Text for analysis:
══════════
Clinical Implications of Dystonia as a Neural Network Disorder

Abstract

Isolated dystonia is a neurological disorder of diverse etiology, multifactorial pathophysiology, and wide spectrum of clinical presentations. We review the recent neuroimaging advances that led to the conceptualization of dystonia as a neural network disorder and discuss how current knowledge is shaping the identification of biomarkers of dystonia and the development of novel pharmacological therapies.

Keywords: Connectome; Functional connectivity; Network disorder; Neurotransmission; Structural networks.
══════════
Document layout analysis data:

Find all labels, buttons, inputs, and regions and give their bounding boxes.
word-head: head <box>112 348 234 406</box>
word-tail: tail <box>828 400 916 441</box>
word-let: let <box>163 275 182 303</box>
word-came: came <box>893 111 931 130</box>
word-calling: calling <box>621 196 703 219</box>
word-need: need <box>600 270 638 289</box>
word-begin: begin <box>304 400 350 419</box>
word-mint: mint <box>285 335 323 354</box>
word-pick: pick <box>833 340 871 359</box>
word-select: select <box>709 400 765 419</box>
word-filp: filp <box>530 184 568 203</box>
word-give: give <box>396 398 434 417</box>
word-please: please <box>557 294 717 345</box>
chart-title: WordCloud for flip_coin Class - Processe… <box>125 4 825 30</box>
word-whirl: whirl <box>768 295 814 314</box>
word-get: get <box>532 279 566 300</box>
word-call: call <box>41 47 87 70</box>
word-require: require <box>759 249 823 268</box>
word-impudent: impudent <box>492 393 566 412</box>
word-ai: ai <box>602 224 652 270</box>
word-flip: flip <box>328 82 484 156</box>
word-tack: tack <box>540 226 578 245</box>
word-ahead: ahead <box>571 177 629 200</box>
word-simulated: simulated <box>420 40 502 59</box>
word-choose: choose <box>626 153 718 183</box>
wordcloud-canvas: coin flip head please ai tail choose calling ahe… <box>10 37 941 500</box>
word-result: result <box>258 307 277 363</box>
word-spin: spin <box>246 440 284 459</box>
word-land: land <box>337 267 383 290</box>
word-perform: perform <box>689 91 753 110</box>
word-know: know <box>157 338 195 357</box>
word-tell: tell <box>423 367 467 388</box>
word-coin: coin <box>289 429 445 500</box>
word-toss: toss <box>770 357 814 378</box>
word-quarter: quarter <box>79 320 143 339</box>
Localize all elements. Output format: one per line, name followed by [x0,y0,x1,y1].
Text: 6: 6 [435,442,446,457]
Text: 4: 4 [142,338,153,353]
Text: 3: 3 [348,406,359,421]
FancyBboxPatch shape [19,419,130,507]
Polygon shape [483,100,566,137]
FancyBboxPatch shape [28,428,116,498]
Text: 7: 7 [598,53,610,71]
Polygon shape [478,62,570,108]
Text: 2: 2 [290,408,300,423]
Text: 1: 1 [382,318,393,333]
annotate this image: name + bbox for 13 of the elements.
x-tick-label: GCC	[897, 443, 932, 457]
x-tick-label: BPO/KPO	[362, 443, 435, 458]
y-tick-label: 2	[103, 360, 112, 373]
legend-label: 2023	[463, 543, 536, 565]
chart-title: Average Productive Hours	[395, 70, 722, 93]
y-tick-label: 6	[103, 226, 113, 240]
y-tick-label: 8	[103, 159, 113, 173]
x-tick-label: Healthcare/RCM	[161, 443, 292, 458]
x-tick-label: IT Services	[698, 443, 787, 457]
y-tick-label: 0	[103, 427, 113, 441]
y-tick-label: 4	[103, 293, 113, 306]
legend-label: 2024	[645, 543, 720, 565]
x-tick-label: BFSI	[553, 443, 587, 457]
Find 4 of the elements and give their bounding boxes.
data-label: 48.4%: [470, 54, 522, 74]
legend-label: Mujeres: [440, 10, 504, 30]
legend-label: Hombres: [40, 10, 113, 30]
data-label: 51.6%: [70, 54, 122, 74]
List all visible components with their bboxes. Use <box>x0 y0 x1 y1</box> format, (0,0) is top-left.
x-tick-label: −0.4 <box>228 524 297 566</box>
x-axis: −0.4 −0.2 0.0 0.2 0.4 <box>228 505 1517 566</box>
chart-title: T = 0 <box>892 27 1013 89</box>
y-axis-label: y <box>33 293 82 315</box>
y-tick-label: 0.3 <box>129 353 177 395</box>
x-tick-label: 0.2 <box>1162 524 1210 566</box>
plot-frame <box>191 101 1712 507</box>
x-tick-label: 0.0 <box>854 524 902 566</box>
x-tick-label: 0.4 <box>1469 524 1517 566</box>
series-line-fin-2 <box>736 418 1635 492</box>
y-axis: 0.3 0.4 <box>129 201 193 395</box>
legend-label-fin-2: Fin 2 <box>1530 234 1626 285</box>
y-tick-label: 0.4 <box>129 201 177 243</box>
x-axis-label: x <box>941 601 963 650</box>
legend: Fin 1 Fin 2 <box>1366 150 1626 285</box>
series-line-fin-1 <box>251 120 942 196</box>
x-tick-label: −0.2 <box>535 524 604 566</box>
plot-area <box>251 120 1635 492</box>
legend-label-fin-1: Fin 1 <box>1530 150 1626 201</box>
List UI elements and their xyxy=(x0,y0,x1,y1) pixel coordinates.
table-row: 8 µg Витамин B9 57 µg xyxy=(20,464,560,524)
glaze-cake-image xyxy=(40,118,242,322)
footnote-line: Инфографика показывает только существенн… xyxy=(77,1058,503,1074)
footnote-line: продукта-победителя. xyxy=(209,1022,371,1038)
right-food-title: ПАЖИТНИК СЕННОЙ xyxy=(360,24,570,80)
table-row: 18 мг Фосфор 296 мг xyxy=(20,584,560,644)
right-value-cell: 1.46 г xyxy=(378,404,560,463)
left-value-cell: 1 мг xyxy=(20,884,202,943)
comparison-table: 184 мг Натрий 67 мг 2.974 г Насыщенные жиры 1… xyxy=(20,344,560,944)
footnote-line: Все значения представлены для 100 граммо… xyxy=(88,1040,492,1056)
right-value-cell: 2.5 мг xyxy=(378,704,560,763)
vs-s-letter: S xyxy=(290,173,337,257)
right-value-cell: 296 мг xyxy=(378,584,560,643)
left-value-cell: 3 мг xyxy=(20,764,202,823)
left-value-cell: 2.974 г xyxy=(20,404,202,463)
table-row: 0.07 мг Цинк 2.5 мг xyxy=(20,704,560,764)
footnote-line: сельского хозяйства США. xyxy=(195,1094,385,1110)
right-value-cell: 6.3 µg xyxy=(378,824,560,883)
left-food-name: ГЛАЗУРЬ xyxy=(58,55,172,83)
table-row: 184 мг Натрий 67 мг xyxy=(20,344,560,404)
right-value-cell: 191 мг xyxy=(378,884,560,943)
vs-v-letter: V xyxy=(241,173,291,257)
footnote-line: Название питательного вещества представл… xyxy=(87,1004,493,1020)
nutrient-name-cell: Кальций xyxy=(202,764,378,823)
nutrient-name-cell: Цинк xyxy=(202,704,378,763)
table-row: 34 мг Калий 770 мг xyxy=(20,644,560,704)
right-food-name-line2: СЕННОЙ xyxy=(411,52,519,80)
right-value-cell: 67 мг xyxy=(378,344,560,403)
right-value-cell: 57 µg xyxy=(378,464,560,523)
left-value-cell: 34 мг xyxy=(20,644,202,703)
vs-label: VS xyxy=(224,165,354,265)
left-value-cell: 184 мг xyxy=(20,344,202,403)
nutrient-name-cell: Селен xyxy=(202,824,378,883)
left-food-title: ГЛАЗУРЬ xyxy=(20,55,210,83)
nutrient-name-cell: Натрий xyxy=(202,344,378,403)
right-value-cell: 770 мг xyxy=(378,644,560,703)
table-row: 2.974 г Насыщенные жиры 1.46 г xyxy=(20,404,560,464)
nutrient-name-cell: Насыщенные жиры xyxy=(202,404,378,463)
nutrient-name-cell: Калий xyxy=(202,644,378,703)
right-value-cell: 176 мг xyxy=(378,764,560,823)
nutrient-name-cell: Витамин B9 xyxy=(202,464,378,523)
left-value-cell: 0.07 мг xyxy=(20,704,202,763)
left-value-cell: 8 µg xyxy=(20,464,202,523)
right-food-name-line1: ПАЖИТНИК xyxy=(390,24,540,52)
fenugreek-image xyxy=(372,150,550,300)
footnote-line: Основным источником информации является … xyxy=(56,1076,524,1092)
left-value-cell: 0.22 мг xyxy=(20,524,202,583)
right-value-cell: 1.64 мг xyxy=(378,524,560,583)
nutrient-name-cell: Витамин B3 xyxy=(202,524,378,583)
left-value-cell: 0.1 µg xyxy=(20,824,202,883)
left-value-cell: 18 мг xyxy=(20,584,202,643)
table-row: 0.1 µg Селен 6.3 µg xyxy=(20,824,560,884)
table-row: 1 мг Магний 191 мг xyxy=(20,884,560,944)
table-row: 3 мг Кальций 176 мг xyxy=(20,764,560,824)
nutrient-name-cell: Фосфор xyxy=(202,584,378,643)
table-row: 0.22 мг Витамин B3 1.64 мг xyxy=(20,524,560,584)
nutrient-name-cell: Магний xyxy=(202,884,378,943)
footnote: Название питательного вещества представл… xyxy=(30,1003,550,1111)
══════════
Aim of the exercise: In the abstract on dystonia as a neural network disorder, rewrite the passage starting with "Clinical Implications of" and going on through "Neurotransmission; Structural networks.", changing "neuroimaging" to "brain imaging".

Written answer:
Clinical Implications of Dystonia as a Neural Network Disorder

Abstract

Isolated dystonia is a neurological disorder of diverse etiology, multifactorial pathophysiology, and wide spectrum of clinical presentations. We review the recent brain imaging advances that led to the conceptualization of dystonia as a neural network disorder and discuss how current knowledge is shaping the identification of biomarkers of dystonia and the development of novel pharmacological therapies.

Keywords: Connectome; Functional connectivity; Network disorder; Neurotransmission; Structural networks.